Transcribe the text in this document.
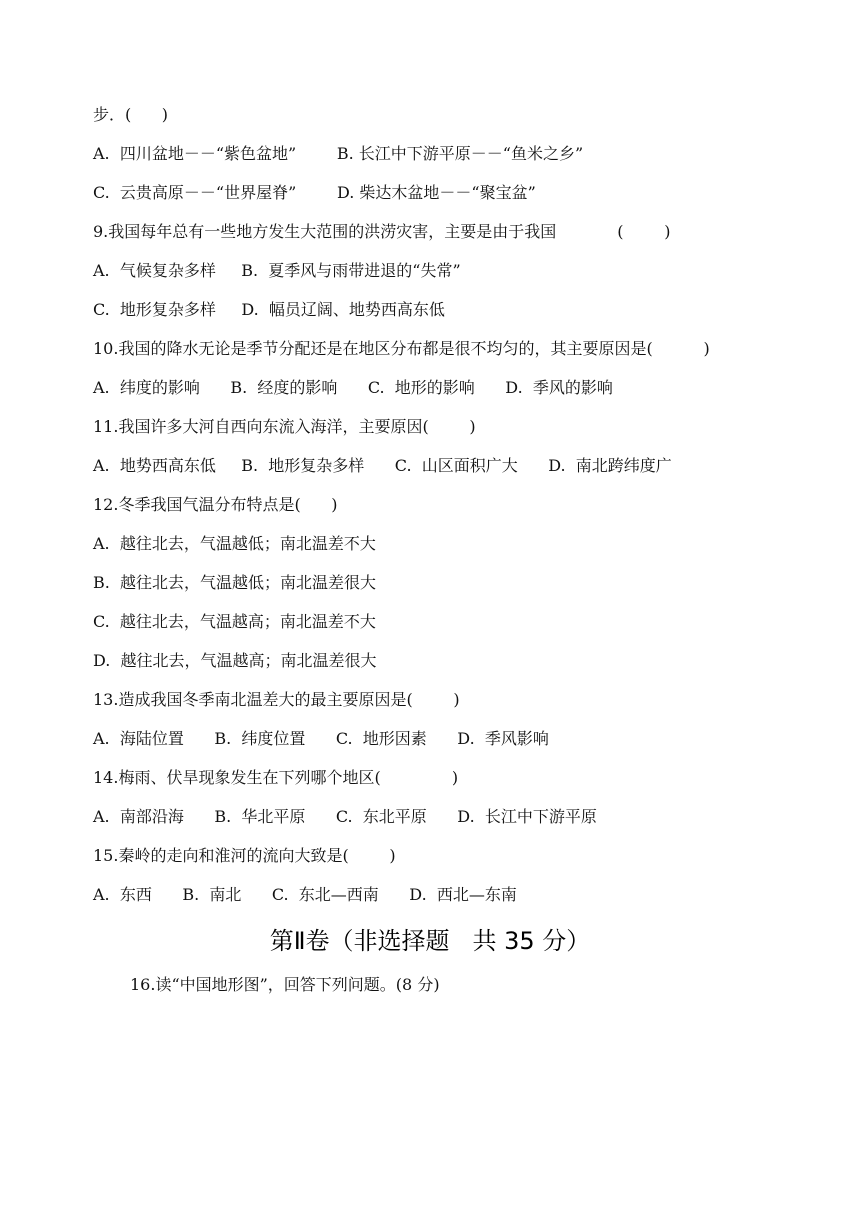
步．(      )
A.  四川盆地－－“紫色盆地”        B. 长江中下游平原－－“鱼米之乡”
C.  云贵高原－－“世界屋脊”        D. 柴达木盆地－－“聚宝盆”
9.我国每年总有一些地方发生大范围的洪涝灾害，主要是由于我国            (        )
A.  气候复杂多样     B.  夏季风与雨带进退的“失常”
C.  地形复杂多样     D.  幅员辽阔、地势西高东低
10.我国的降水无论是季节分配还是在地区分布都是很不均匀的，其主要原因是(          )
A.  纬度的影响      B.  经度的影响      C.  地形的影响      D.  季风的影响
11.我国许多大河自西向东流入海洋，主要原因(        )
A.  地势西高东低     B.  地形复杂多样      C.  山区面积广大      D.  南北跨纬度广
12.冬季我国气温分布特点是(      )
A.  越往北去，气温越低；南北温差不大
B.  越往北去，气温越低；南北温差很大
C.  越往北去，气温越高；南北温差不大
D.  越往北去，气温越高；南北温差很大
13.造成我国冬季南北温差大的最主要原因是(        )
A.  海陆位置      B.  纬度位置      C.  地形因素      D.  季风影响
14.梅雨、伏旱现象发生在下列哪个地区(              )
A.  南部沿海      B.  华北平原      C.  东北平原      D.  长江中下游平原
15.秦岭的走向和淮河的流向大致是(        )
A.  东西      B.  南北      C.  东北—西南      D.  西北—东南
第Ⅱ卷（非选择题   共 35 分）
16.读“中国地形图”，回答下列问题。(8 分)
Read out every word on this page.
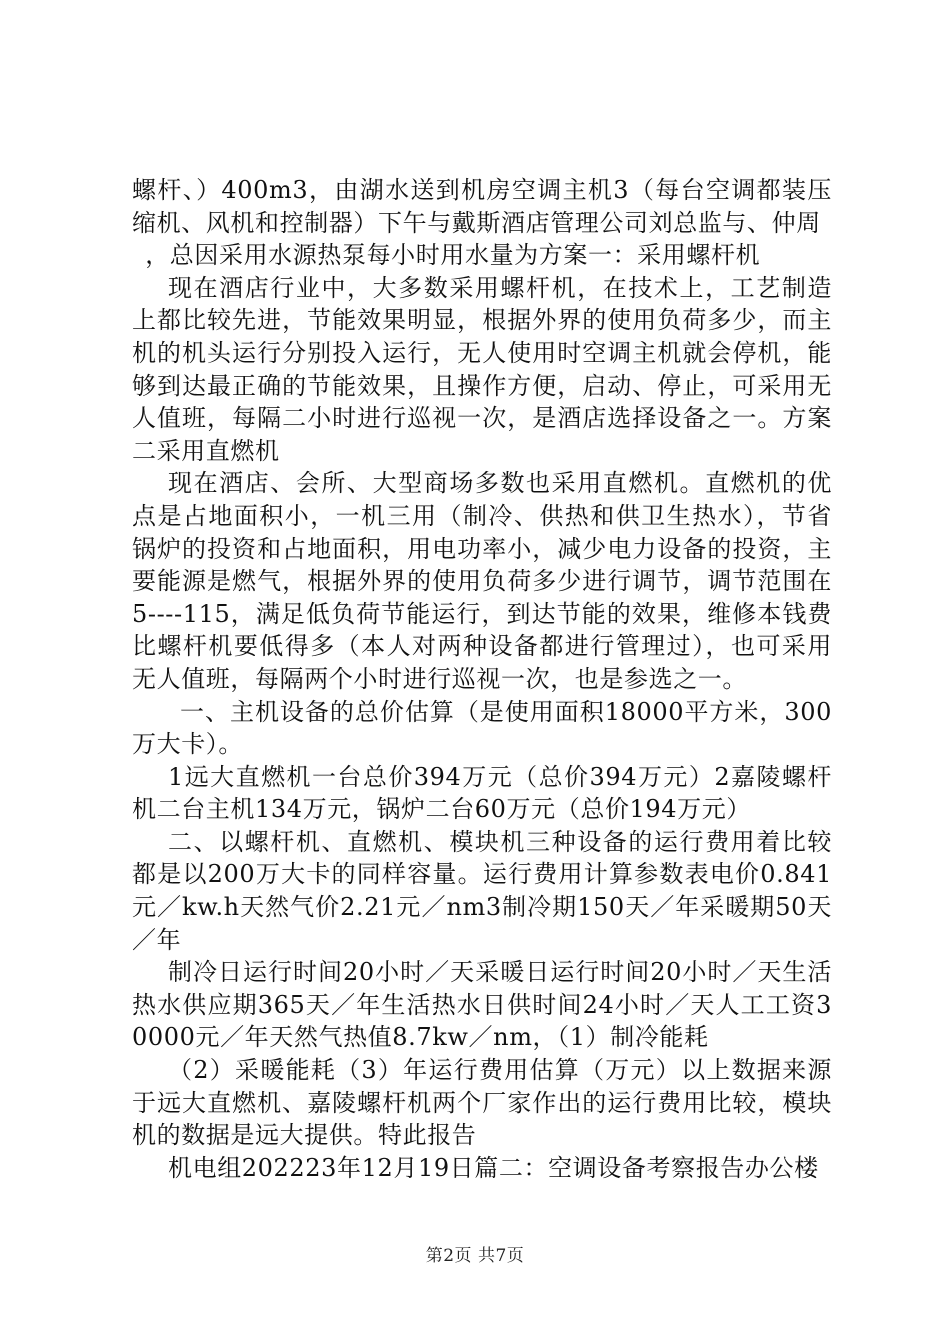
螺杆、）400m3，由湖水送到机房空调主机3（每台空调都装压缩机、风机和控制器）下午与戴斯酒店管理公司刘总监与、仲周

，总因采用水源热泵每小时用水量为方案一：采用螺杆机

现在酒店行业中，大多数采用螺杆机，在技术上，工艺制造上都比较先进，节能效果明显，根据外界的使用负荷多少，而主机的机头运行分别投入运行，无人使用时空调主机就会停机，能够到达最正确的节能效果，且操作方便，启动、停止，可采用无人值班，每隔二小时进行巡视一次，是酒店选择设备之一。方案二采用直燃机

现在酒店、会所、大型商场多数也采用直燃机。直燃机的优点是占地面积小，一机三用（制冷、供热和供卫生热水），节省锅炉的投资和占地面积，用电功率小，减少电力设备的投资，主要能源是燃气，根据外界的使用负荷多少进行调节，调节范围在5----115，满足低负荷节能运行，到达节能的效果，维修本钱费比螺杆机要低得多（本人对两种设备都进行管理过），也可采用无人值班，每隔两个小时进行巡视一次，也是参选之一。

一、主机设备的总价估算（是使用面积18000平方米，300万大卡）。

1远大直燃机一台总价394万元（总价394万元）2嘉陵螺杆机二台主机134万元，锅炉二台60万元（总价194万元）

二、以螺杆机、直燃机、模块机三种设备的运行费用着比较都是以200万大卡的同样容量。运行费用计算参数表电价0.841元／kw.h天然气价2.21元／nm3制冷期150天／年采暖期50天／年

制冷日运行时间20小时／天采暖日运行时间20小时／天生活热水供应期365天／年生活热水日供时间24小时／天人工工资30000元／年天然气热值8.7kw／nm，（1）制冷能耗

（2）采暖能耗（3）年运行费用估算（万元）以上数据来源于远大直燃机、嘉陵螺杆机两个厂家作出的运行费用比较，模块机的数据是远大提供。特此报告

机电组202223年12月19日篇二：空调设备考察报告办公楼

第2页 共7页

---

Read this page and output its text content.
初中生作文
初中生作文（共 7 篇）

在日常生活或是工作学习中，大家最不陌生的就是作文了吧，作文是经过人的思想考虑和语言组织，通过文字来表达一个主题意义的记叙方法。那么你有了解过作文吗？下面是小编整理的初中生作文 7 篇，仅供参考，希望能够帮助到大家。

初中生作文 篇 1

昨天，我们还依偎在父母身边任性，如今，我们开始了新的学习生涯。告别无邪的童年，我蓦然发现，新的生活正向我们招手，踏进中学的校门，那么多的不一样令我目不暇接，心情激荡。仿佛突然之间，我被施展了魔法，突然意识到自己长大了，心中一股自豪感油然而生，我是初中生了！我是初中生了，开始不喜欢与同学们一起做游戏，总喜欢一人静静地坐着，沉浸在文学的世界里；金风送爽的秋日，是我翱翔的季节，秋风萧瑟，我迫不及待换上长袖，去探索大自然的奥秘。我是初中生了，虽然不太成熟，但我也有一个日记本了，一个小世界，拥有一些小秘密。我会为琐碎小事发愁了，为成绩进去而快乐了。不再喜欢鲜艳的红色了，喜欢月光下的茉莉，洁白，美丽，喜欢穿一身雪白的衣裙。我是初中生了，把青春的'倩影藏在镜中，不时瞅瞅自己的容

==

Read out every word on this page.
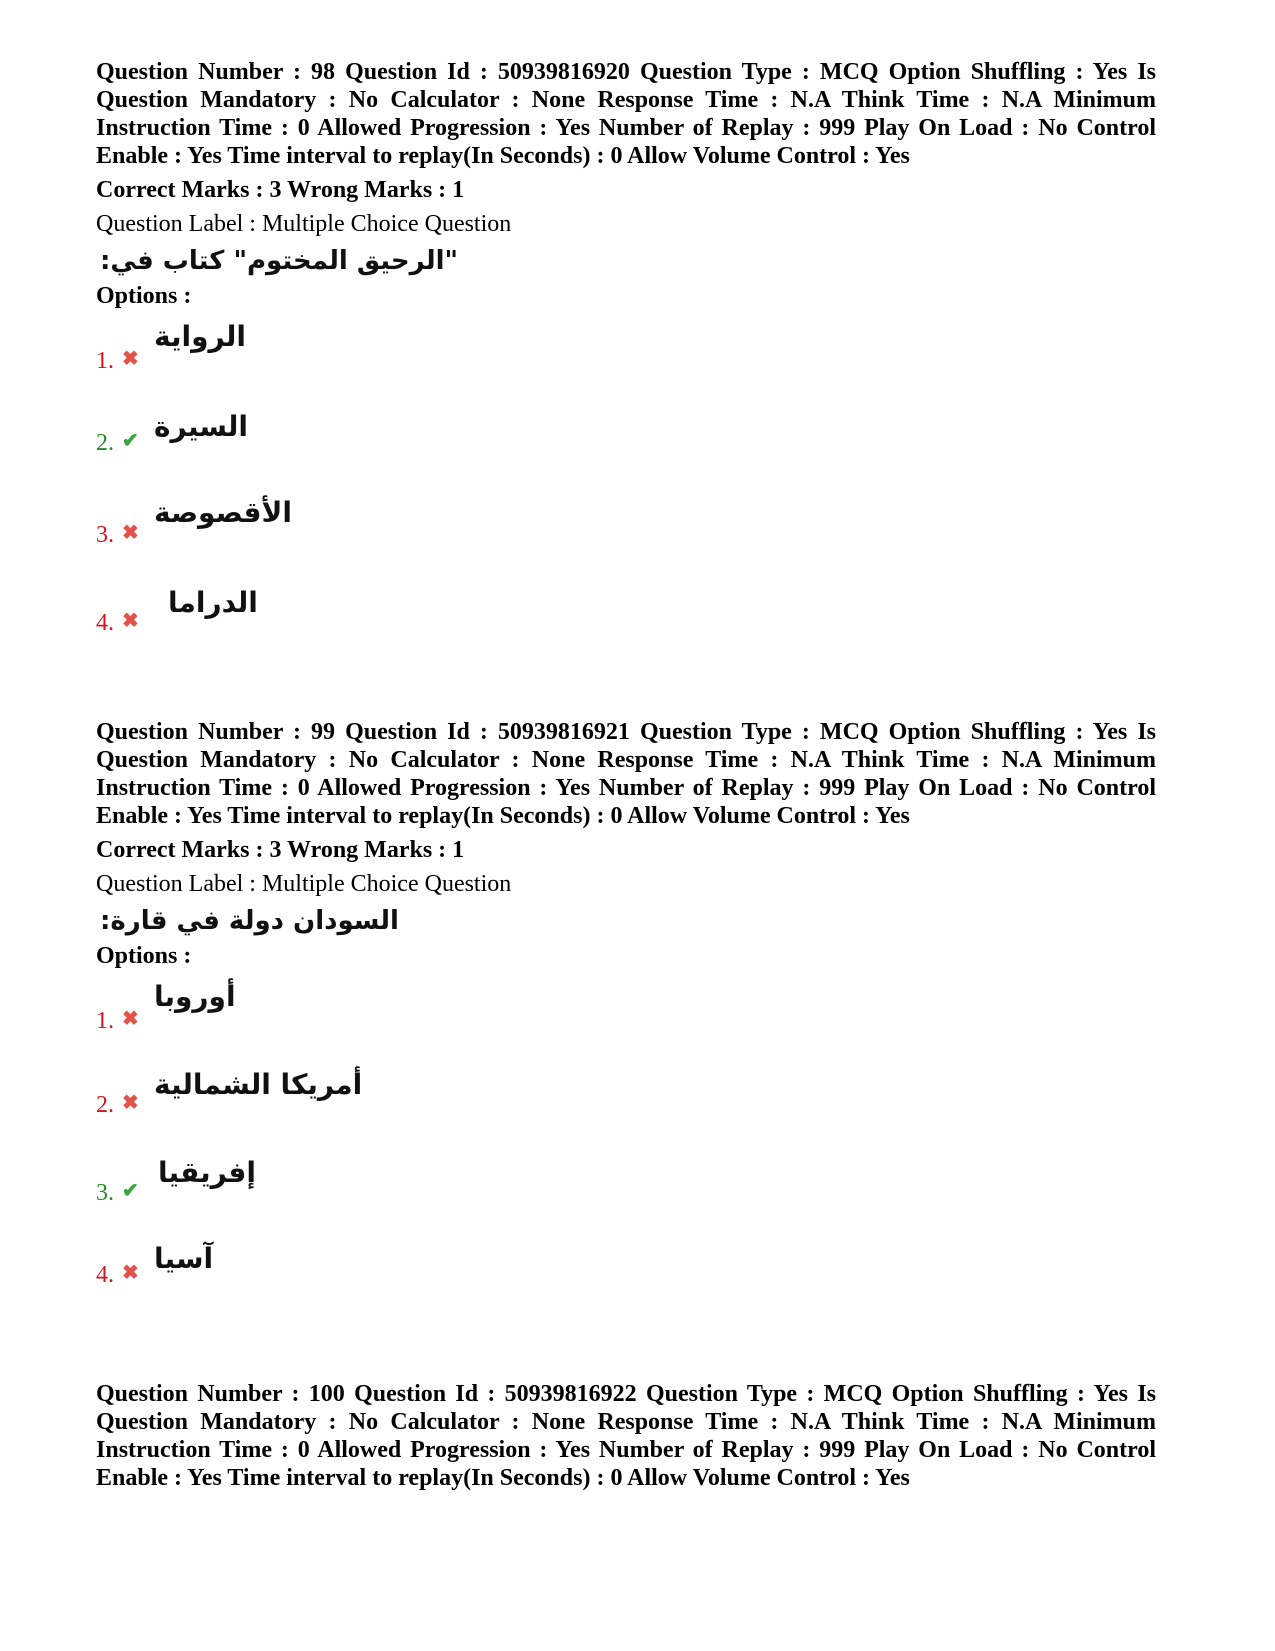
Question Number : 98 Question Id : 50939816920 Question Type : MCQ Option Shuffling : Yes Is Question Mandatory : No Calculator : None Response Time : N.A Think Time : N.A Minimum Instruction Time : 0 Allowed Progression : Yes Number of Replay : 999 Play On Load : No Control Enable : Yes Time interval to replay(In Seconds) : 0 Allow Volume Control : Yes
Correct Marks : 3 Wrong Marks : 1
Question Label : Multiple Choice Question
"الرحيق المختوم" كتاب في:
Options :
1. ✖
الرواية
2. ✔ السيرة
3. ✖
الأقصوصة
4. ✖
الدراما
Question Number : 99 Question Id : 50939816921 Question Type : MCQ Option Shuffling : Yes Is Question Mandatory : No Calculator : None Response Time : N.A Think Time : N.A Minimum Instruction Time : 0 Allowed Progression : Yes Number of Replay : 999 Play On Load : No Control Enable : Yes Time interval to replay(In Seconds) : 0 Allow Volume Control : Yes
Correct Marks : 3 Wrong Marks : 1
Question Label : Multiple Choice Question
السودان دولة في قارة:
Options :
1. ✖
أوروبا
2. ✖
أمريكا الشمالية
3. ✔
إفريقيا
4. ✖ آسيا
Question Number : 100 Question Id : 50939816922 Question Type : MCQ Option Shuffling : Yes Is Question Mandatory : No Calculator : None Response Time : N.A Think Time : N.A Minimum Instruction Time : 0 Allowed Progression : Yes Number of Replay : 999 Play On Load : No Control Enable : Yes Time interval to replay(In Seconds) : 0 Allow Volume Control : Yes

#### INSTRUCTION
Find the word "Seconds" in the entries, and copy every line it shows up in.

#### SOLUTION TO THIS EXERCISE
Question Number : 98 Question Id : 50939816920 Question Type : MCQ Option Shuffling : Yes Is Question Mandatory : No Calculator : None Response Time : N.A Think Time : N.A Minimum Instruction Time : 0 Allowed Progression : Yes Number of Replay : 999 Play On Load : No Control Enable : Yes Time interval to replay(In Seconds) : 0 Allow Volume Control : Yes
Question Number : 99 Question Id : 50939816921 Question Type : MCQ Option Shuffling : Yes Is Question Mandatory : No Calculator : None Response Time : N.A Think Time : N.A Minimum Instruction Time : 0 Allowed Progression : Yes Number of Replay : 999 Play On Load : No Control Enable : Yes Time interval to replay(In Seconds) : 0 Allow Volume Control : Yes
Question Number : 100 Question Id : 50939816922 Question Type : MCQ Option Shuffling : Yes Is Question Mandatory : No Calculator : None Response Time : N.A Think Time : N.A Minimum Instruction Time : 0 Allowed Progression : Yes Number of Replay : 999 Play On Load : No Control Enable : Yes Time interval to replay(In Seconds) : 0 Allow Volume Control : Yes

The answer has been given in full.